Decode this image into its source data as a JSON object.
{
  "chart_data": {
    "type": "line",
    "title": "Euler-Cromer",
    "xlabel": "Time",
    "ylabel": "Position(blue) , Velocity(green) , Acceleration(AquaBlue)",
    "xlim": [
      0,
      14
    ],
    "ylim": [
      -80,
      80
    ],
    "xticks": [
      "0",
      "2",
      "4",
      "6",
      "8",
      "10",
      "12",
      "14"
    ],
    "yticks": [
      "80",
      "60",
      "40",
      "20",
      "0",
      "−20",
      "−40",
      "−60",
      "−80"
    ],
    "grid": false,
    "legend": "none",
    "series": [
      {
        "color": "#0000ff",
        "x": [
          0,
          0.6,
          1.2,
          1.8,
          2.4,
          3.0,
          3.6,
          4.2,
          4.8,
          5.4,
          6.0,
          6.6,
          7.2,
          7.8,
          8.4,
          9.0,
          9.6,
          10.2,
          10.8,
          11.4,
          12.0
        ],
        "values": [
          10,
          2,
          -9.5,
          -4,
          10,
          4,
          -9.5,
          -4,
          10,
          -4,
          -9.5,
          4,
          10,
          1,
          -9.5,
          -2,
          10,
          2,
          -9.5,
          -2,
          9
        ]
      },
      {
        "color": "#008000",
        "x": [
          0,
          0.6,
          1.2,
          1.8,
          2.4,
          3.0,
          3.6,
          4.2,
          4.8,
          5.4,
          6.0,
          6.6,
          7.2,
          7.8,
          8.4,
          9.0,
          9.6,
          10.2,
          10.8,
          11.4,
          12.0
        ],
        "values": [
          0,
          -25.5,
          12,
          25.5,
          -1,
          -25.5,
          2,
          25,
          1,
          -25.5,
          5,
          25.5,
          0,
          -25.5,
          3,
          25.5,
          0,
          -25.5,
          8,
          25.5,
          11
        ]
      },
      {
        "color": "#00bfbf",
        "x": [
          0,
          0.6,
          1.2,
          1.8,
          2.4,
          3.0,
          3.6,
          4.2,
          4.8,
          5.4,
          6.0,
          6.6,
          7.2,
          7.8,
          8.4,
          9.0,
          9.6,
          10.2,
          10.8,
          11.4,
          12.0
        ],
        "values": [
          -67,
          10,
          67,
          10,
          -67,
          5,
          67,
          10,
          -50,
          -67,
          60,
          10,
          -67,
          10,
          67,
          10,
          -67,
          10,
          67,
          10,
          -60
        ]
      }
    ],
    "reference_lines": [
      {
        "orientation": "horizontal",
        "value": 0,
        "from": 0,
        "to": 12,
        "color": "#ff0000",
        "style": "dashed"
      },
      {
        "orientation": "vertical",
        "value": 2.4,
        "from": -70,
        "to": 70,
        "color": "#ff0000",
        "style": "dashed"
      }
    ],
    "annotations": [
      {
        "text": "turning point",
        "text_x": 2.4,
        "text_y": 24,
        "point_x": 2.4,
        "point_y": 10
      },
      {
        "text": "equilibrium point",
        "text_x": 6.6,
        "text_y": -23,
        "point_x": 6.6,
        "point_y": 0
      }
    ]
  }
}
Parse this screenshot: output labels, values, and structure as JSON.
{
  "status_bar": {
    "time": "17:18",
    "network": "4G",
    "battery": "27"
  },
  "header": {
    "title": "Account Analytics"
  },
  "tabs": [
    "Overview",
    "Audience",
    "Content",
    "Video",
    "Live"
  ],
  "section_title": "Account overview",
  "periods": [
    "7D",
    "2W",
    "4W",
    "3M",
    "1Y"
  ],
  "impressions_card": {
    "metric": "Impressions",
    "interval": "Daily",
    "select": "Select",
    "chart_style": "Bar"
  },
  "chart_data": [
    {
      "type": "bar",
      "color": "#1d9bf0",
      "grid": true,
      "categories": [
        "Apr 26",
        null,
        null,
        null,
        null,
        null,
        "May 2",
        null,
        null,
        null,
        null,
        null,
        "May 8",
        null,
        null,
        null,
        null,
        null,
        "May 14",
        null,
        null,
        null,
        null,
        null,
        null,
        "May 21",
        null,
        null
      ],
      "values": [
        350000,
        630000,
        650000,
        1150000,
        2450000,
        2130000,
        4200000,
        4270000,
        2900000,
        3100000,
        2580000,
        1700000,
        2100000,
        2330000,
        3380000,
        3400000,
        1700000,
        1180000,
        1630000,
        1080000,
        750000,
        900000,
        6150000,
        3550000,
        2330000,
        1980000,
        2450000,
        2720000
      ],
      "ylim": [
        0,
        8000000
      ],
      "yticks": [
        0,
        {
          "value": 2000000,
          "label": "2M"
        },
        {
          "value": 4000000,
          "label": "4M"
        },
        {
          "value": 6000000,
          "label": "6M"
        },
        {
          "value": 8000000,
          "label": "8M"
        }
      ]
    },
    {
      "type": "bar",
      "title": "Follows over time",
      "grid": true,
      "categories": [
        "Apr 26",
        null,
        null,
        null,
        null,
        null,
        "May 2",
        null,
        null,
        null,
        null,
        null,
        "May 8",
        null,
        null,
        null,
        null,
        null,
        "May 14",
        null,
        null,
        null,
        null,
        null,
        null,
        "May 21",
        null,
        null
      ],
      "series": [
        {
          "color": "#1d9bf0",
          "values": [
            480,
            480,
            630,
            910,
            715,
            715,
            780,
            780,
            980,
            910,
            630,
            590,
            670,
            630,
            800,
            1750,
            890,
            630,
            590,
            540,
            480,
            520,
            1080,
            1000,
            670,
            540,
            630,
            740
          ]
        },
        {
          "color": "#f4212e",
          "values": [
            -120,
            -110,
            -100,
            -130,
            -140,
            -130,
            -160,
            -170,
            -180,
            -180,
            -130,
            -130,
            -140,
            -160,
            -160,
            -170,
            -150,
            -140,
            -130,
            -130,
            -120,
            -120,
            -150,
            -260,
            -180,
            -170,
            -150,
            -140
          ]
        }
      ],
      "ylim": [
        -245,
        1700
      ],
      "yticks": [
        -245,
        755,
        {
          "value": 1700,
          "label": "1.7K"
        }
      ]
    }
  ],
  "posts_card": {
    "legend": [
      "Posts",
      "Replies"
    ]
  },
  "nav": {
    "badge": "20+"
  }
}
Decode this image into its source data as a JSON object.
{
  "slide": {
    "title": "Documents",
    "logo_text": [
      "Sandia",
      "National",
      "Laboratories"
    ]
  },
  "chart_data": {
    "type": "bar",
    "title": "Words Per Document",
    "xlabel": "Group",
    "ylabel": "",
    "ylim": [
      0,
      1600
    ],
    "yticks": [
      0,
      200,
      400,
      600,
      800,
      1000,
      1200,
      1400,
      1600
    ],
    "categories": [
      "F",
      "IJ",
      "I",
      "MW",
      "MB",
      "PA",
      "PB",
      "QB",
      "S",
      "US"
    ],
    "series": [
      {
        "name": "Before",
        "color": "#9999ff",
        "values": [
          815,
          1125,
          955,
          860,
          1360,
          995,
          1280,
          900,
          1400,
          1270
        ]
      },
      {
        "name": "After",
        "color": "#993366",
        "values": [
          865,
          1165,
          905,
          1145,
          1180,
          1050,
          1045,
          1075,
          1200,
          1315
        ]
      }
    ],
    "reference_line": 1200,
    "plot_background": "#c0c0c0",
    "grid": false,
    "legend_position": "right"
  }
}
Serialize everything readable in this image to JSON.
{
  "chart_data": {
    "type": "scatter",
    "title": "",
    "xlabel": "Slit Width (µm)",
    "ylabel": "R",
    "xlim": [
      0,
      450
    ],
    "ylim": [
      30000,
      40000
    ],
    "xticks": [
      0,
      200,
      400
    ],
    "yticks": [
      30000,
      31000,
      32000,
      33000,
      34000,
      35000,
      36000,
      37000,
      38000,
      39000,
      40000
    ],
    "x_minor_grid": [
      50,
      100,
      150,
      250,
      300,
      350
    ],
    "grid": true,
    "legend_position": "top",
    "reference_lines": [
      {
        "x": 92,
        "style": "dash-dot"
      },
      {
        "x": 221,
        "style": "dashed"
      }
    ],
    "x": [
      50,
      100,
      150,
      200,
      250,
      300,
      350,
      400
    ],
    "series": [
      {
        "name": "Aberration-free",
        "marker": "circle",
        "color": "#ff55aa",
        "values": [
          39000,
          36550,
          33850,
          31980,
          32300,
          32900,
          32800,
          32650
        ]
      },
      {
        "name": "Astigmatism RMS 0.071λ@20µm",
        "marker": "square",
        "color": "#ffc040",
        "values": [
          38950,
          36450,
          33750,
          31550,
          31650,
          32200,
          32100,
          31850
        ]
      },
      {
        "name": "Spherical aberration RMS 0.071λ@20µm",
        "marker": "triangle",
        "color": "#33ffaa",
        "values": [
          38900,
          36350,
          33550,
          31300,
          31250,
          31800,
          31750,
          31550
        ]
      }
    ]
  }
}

============

◆ TASK STATEMENT ◆
From the data above, copy each line that has the string "marker".

◆ TASK RESULT ◆
        "marker": "circle",
        "marker": "square",
        "marker": "triangle",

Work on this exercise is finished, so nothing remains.